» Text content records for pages
=====
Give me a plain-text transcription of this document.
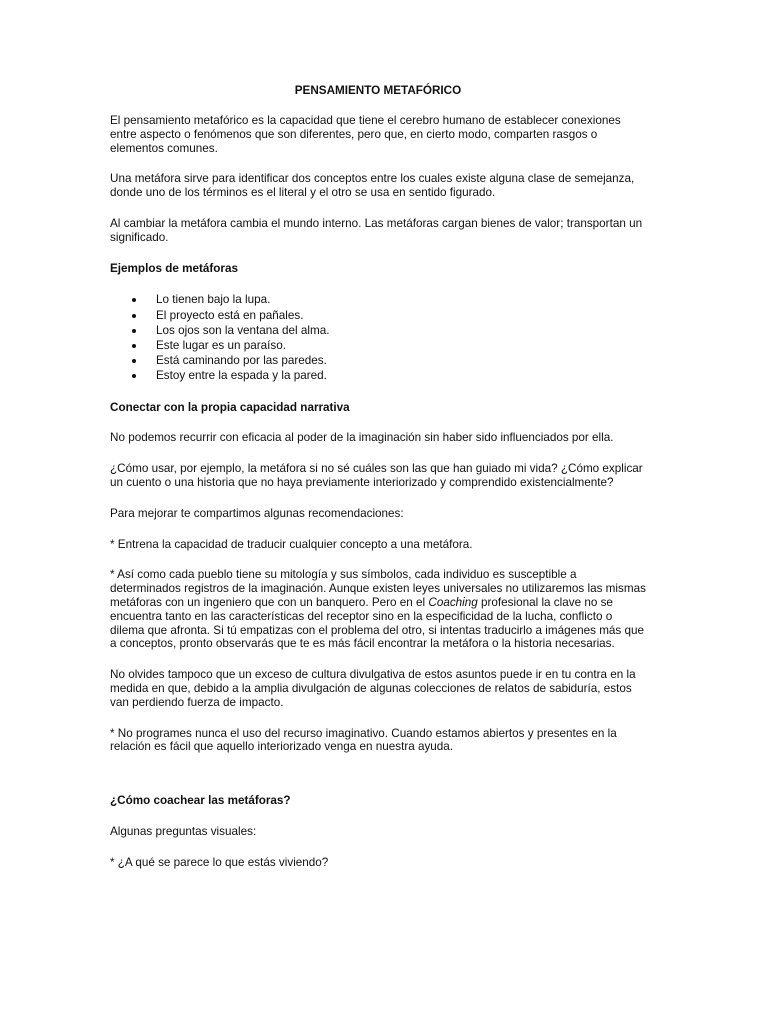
PENSAMIENTO METAFÓRICO

El pensamiento metafórico es la capacidad que tiene el cerebro humano de establecer conexiones entre aspecto o fenómenos que son diferentes, pero que, en cierto modo, comparten rasgos o elementos comunes.

Una metáfora sirve para identificar dos conceptos entre los cuales existe alguna clase de semejanza, donde uno de los términos es el literal y el otro se usa en sentido figurado.

Al cambiar la metáfora cambia el mundo interno. Las metáforas cargan bienes de valor; transportan un significado.

Ejemplos de metáforas
Lo tienen bajo la lupa.
El proyecto está en pañales.
Los ojos son la ventana del alma.
Este lugar es un paraíso.
Está caminando por las paredes.
Estoy entre la espada y la pared.
Conectar con la propia capacidad narrativa

No podemos recurrir con eficacia al poder de la imaginación sin haber sido influenciados por ella.

¿Cómo usar, por ejemplo, la metáfora si no sé cuáles son las que han guiado mi vida? ¿Cómo explicar un cuento o una historia que no haya previamente interiorizado y comprendido existencialmente?

Para mejorar te compartimos algunas recomendaciones:

* Entrena la capacidad de traducir cualquier concepto a una metáfora.

* Así como cada pueblo tiene su mitología y sus símbolos, cada individuo es susceptible a determinados registros de la imaginación. Aunque existen leyes universales no utilizaremos las mismas metáforas con un ingeniero que con un banquero. Pero en el Coaching profesional la clave no se encuentra tanto en las características del receptor sino en la especificidad de la lucha, conflicto o dilema que afronta. Si tú empatizas con el problema del otro, si intentas traducirlo a imágenes más que a conceptos, pronto observarás que te es más fácil encontrar la metáfora o la historia necesarias.

No olvides tampoco que un exceso de cultura divulgativa de estos asuntos puede ir en tu contra en la medida en que, debido a la amplia divulgación de algunas colecciones de relatos de sabiduría, estos van perdiendo fuerza de impacto.

* No programes nunca el uso del recurso imaginativo. Cuando estamos abiertos y presentes en la relación es fácil que aquello interiorizado venga en nuestra ayuda.

¿Cómo coachear las metáforas?

Algunas preguntas visuales:

* ¿A qué se parece lo que estás viviendo?
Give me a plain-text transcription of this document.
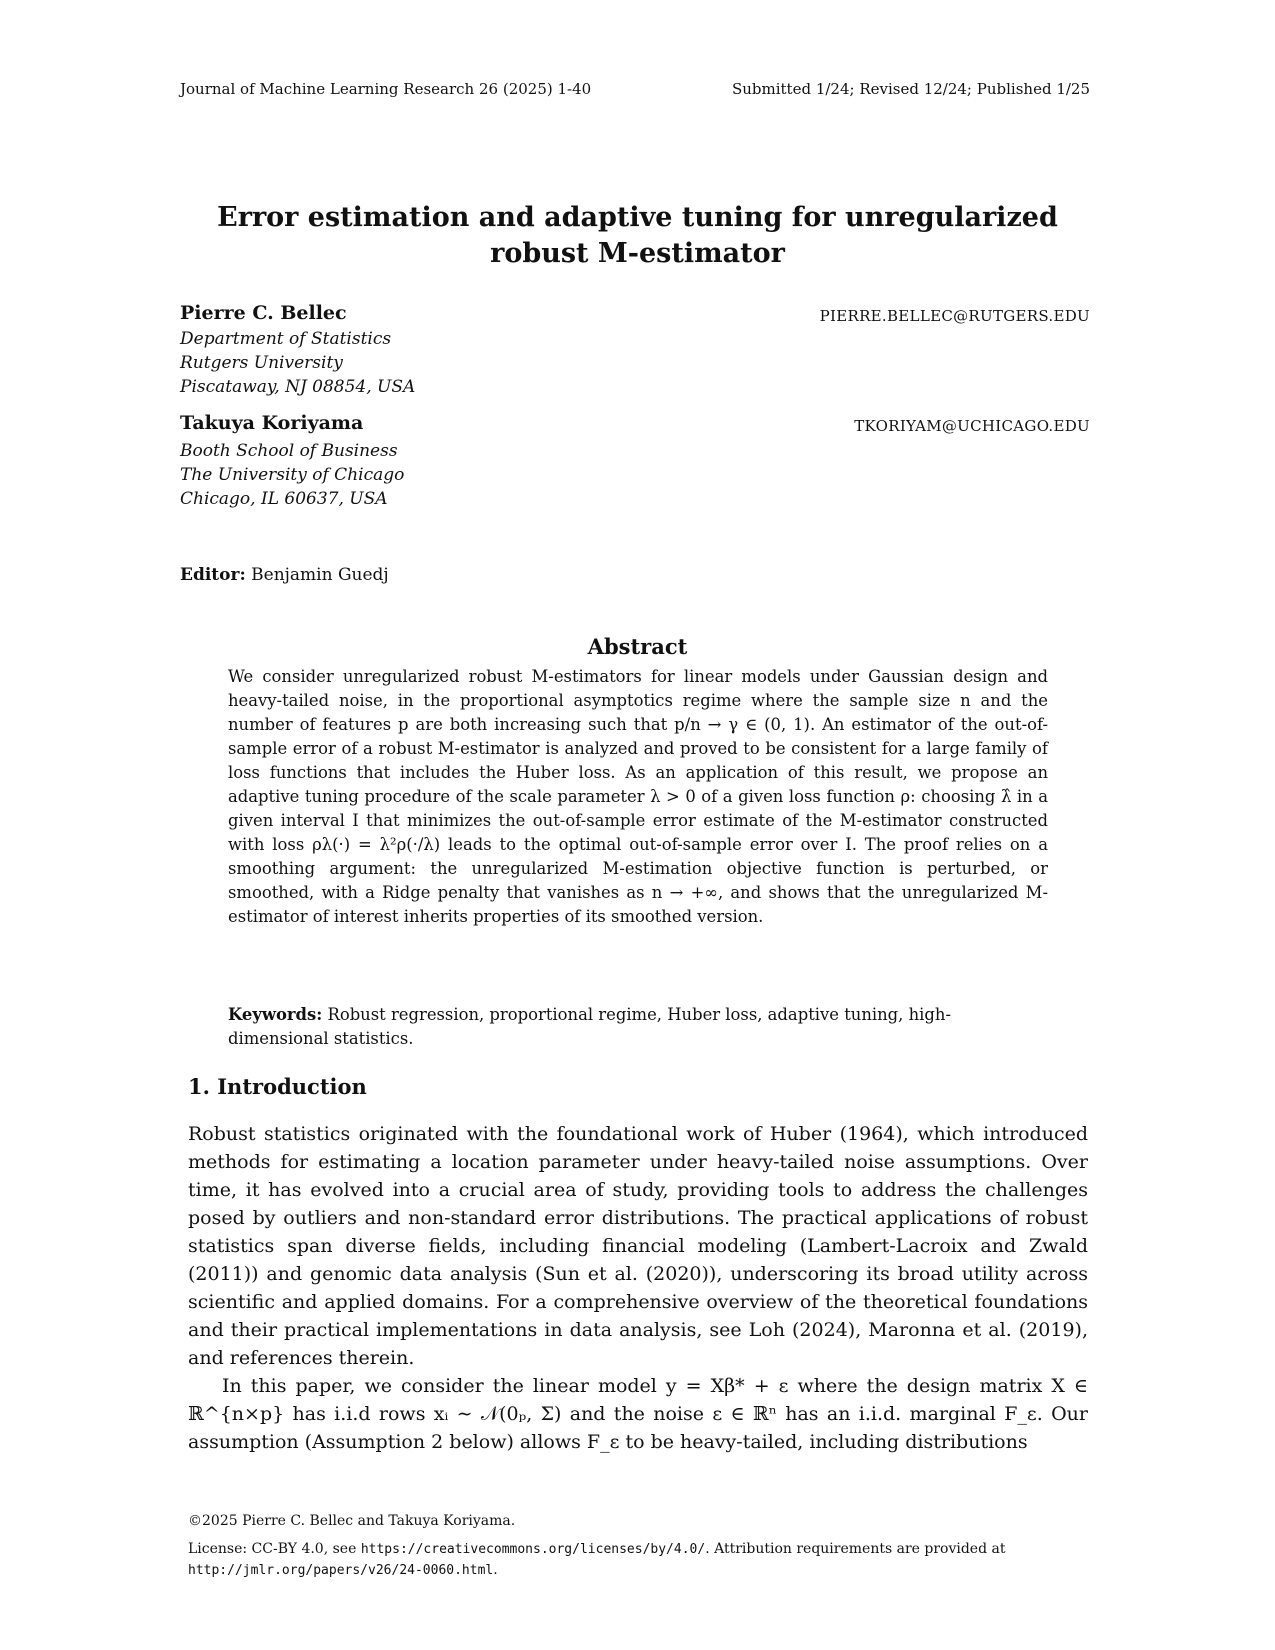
Journal of Machine Learning Research 26 (2025) 1-40	Submitted 1/24; Revised 12/24; Published 1/25
Error estimation and adaptive tuning for unregularized
robust M-estimator
Pierre C. Bellec	PIERRE.BELLEC@RUTGERS.EDU
Department of Statistics
Rutgers University
Piscataway, NJ 08854, USA
Takuya Koriyama	TKORIYAM@UCHICAGO.EDU
Booth School of Business
The University of Chicago
Chicago, IL 60637, USA
Editor: Benjamin Guedj
Abstract
We consider unregularized robust M-estimators for linear models under Gaussian design and heavy-tailed noise, in the proportional asymptotics regime where the sample size n and the number of features p are both increasing such that p/n → γ ∈ (0, 1). An estimator of the out-of-sample error of a robust M-estimator is analyzed and proved to be consistent for a large family of loss functions that includes the Huber loss. As an application of this result, we propose an adaptive tuning procedure of the scale parameter λ > 0 of a given loss function ρ: choosing λ̂ in a given interval I that minimizes the out-of-sample error estimate of the M-estimator constructed with loss ρλ(·) = λ²ρ(·/λ) leads to the optimal out-of-sample error over I. The proof relies on a smoothing argument: the unregularized M-estimation objective function is perturbed, or smoothed, with a Ridge penalty that vanishes as n → +∞, and shows that the unregularized M-estimator of interest inherits properties of its smoothed version.
Keywords: Robust regression, proportional regime, Huber loss, adaptive tuning, high-dimensional statistics.
1. Introduction

Robust statistics originated with the foundational work of Huber (1964), which introduced methods for estimating a location parameter under heavy-tailed noise assumptions. Over time, it has evolved into a crucial area of study, providing tools to address the challenges posed by outliers and non-standard error distributions. The practical applications of robust statistics span diverse fields, including financial modeling (Lambert-Lacroix and Zwald (2011)) and genomic data analysis (Sun et al. (2020)), underscoring its broad utility across scientific and applied domains. For a comprehensive overview of the theoretical foundations and their practical implementations in data analysis, see Loh (2024), Maronna et al. (2019), and references therein.

In this paper, we consider the linear model y = Xβ* + ε where the design matrix X ∈ ℝ^{n×p} has i.i.d rows xᵢ ∼ 𝒩(0ₚ, Σ) and the noise ε ∈ ℝⁿ has an i.i.d. marginal F_ε. Our assumption (Assumption 2 below) allows F_ε to be heavy-tailed, including distributions

©2025 Pierre C. Bellec and Takuya Koriyama.
License: CC-BY 4.0, see https://creativecommons.org/licenses/by/4.0/. Attribution requirements are provided at http://jmlr.org/papers/v26/24-0060.html.
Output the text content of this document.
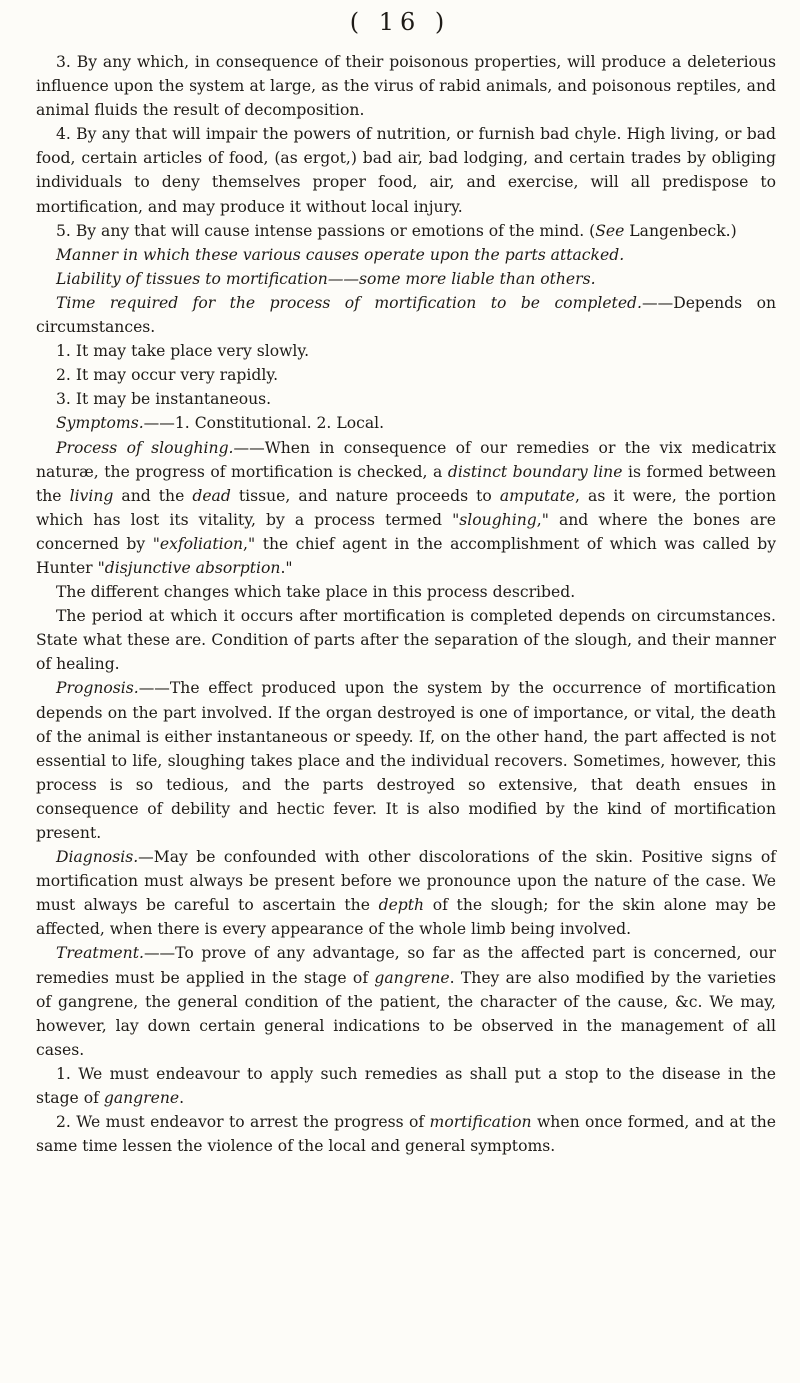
( 16 )

3. By any which, in consequence of their poisonous properties, will produce a deleterious influence upon the system at large, as the virus of rabid animals, and poisonous reptiles, and animal fluids the result of decomposition.

4. By any that will impair the powers of nutrition, or furnish bad chyle. High living, or bad food, certain articles of food, (as ergot,) bad air, bad lodging, and certain trades by obliging individuals to deny themselves proper food, air, and exercise, will all predispose to mortification, and may produce it without local injury.

5. By any that will cause intense passions or emotions of the mind. (See Langenbeck.)

Manner in which these various causes operate upon the parts attacked.

Liability of tissues to mortification——some more liable than others.

Time required for the process of mortification to be completed.——Depends on circumstances.

1. It may take place very slowly.

2. It may occur very rapidly.

3. It may be instantaneous.

Symptoms.——1. Constitutional. 2. Local.

Process of sloughing.——When in consequence of our remedies or the vix medicatrix naturæ, the progress of mortification is checked, a distinct boundary line is formed between the living and the dead tissue, and nature proceeds to amputate, as it were, the portion which has lost its vitality, by a process termed "sloughing," and where the bones are concerned by "exfoliation," the chief agent in the accomplishment of which was called by Hunter "disjunctive absorption."

The different changes which take place in this process described.

The period at which it occurs after mortification is completed depends on circumstances. State what these are. Condition of parts after the separation of the slough, and their manner of healing.

Prognosis.——The effect produced upon the system by the occurrence of mortification depends on the part involved. If the organ destroyed is one of importance, or vital, the death of the animal is either instantaneous or speedy. If, on the other hand, the part affected is not essential to life, sloughing takes place and the individual recovers. Sometimes, however, this process is so tedious, and the parts destroyed so extensive, that death ensues in consequence of debility and hectic fever. It is also modified by the kind of mortification present.

Diagnosis.—May be confounded with other discolorations of the skin. Positive signs of mortification must always be present before we pronounce upon the nature of the case. We must always be careful to ascertain the depth of the slough; for the skin alone may be affected, when there is every appearance of the whole limb being involved.

Treatment.——To prove of any advantage, so far as the affected part is concerned, our remedies must be applied in the stage of gangrene. They are also modified by the varieties of gangrene, the general condition of the patient, the character of the cause, &c. We may, however, lay down certain general indications to be observed in the management of all cases.

1. We must endeavour to apply such remedies as shall put a stop to the disease in the stage of gangrene.

2. We must endeavor to arrest the progress of mortification when once formed, and at the same time lessen the violence of the local and general symptoms.
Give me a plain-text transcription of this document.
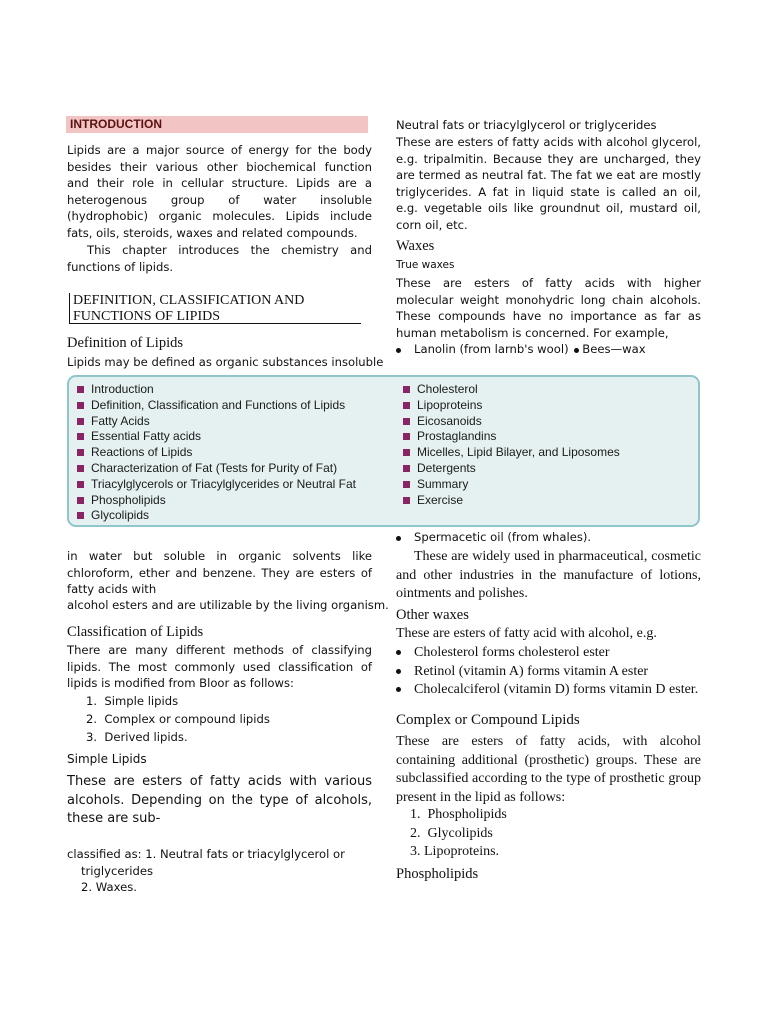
INTRODUCTION
Lipids are a major source of energy for the body besides their various other biochemical function and their role in cellular structure. Lipids are a heterogenous group of water insoluble (hydrophobic) organic molecules. Lipids include fats, oils, steroids, waxes and related compounds.
This chapter introduces the chemistry and functions of lipids.
DEFINITION, CLASSIFICATION AND
FUNCTIONS OF LIPIDS
Definition of Lipids
Lipids may be defined as organic substances insoluble
Neutral fats or triacylglycerol or triglycerides
These are esters of fatty acids with alcohol glycerol, e.g. tripalmitin. Because they are uncharged, they are termed as neutral fat. The fat we eat are mostly triglycerides. A fat in liquid state is called an oil, e.g. vegetable oils like groundnut oil, mustard oil, corn oil, etc.
Waxes
True waxes
These are esters of fatty acids with higher molecular weight monohydric long chain alcohols. These compounds have no importance as far as human metabolism is concerned. For example,
Lanolin (from larnb's wool) Bees—wax
Introduction
Definition, Classification and Functions of Lipids
Fatty Acids
Essential Fatty acids
Reactions of Lipids
Characterization of Fat (Tests for Purity of Fat)
Triacylglycerols or Triacylglycerides or Neutral Fat
Phospholipids
Glycolipids
Cholesterol
Lipoproteins
Eicosanoids
Prostaglandins
Micelles, Lipid Bilayer, and Liposomes
Detergents
Summary
Exercise
in water but soluble in organic solvents like chloroform, ether and benzene. They are esters of fatty acids with
alcohol esters and are utilizable by the living organism.
Classification of Lipids
There are many different methods of classifying lipids. The most commonly used classification of lipids is modified from Bloor as follows:
1.  Simple lipids
2.  Complex or compound lipids
3.  Derived lipids.
Simple Lipids
These are esters of fatty acids with various alcohols. Depending on the type of alcohols, these are sub-
classified as: 1. Neutral fats or triacylglycerol or
triglycerides
2. Waxes.
Spermacetic oil (from whales).
These are widely used in pharmaceutical, cosmetic and other industries in the manufacture of lotions, ointments and polishes.
Other waxes
These are esters of fatty acid with alcohol, e.g.
Cholesterol forms cholesterol ester
Retinol (vitamin A) forms vitamin A ester
Cholecalciferol (vitamin D) forms vitamin D ester.
Complex or Compound Lipids
These are esters of fatty acids, with alcohol containing additional (prosthetic) groups. These are subclassified according to the type of prosthetic group present in the lipid as follows:
1.  Phospholipids
2.  Glycolipids
3. Lipoproteins.
Phospholipids
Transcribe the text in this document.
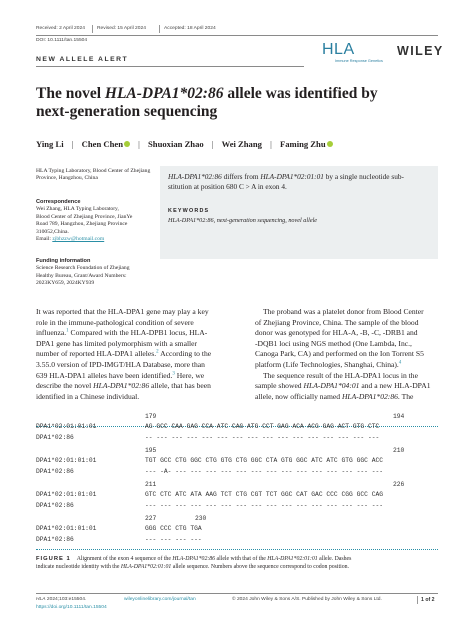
Received: 2 April 2024 Revised: 15 April 2024	Accepted: 18 April 2024
DOI: 10.1111/tan.15504
HLA
Immune Response Genetics
WILEY
NEW ALLELE ALERT
The novel HLA-DPA1*02:86 allele was identified by
next-generation sequencing
Ying Li | Chen Chen | Shuoxian Zhao | Wei Zhang | Faming Zhu
HLA Typing Laboratory, Blood Center of Zhejiang Province, Hangzhou, China
Correspondence
Wei Zhang, HLA Typing Laboratory,
Blood Center of Zhejiang Province, JianYe
Road 789, Hangzhou, Zhejiang Province
310052,China.
Email: zjbhzzw@hotmail.com
Funding information
Science Research Foundation of Zhejiang
Healthy Bureau, Grant/Award Numbers:
2023KY659, 2024KY939
HLA-DPA1*02:86 differs from HLA-DPA1*02:01:01 by a single nucleotide sub-
stitution at position 680 C > A in exon 4.
KEYWORDS
HLA-DPA1*02:86, next-generation sequencing, novel allele
It was reported that the HLA-DPA1 gene may play a key
role in the immune-pathological condition of severe
influenza.$^1$ Compared with the HLA-DPB1 locus, HLA-
DPA1 gene has limited polymorphism with a smaller
number of reported HLA-DPA1 alleles.$^2$ According to the
3.55.0 version of IPD-IMGT/HLA Database, more than
639 HLA-DPA1 alleles have been identified.$^3$ Here, we
describe the novel HLA-DPA1*02:86 allele, that has been
identified in a Chinese individual.
The proband was a platelet donor from Blood Center
of Zhejiang Province, China. The sample of the blood
donor was genotyped for HLA-A, -B, -C, -DRB1 and
-DQB1 loci using NGS method (One Lambda, Inc.,
Canoga Park, CA) and performed on the Ion Torrent S5
platform (Life Technologies, Shanghai, China).$^4$
The sequence result of the HLA-DPA1 locus in the
sample showed HLA-DPA1*04:01 and a new HLA-DPA1
allele, now officially named HLA-DPA1*02:86. The

179	194
DPA1*02:01:01:01	AG GCC CAA GAG CCA ATC CAG ATG CCT GAG ACA ACG GAG ACT GTG CTC
DPA1*02:86	-- --- --- --- --- --- --- --- --- --- --- --- --- --- --- ---
195	210
DPA1*02:01:01:01	TGT GCC CTG GGC CTG GTG CTG GGC CTA GTG GGC ATC ATC GTG GGC ACC
DPA1*02:86	--- -A- --- --- --- --- --- --- --- --- --- --- --- --- --- ---
211	226
DPA1*02:01:01:01	GTC CTC ATC ATA AAG TCT CTG CGT TCT GGC CAT GAC CCC CGG GCC CAG
DPA1*02:86	--- --- --- --- --- --- --- --- --- --- --- --- --- --- --- ---
227	230
DPA1*02:01:01:01	GGG CCC CTG TGA
DPA1*02:86	--- --- --- ---
FIGURE 1 Alignment of the exon 4 sequence of the HLA-DPA1*02:86 allele with that of the HLA-DPA1*02:01:01 allele. Dashes
indicate nucleotide identity with the HLA-DPA1*02:01:01 allele sequence. Numbers above the sequence correspond to codon position.
HLA 2024;103:e15504.	wileyonlinelibrary.com/journal/tan
https://doi.org/10.1111/tan.15504
© 2024 John Wiley & Sons A/S. Published by John Wiley & Sons Ltd.	1 of 2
=====
» What the task requires
When a line among the entries contains "Typing", pull that line out.

» Answer box
HLA Typing Laboratory, Blood Center of Zhejiang Province, Hangzhou, China
Wei Zhang, HLA Typing Laboratory,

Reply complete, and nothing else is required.